-- START OF Records for the task --

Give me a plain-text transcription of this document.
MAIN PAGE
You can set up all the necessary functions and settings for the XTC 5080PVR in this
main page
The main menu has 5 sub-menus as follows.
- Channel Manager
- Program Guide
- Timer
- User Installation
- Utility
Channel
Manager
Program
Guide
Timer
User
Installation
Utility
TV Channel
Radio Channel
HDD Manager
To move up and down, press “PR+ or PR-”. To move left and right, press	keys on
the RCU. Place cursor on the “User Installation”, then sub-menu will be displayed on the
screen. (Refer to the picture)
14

-- END OF Records for the task --

Repeat the material word for word, in full.

Give me a plain-text transcription of this document.
MAIN PAGE
You can set up all the necessary functions and settings for the XTC 5080PVR in this
main page
The main menu has 5 sub-menus as follows.
- Channel Manager
- Program Guide
- Timer
- User Installation
- Utility
Channel
Manager
Program
Guide
Timer
User
Installation
Utility
TV Channel
Radio Channel
HDD Manager
To move up and down, press “PR+ or PR-”. To move left and right, press	keys on
the RCU. Place cursor on the “User Installation”, then sub-menu will be displayed on the
screen. (Refer to the picture)
14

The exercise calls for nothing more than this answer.